#### SET PROBLEM:
Tally every line featuring "true", then give that tally alone.

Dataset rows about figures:
--------------------------------

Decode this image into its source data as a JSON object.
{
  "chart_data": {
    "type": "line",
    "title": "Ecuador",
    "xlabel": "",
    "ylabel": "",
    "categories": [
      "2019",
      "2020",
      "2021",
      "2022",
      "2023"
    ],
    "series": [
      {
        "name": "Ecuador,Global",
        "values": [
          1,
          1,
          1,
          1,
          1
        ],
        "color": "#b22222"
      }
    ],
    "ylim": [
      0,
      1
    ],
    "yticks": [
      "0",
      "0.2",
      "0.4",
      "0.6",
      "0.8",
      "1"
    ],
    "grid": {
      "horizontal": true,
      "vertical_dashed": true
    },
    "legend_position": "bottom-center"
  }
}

--------------------------------

#### SOLUTION TO THIS PROBLEM:
2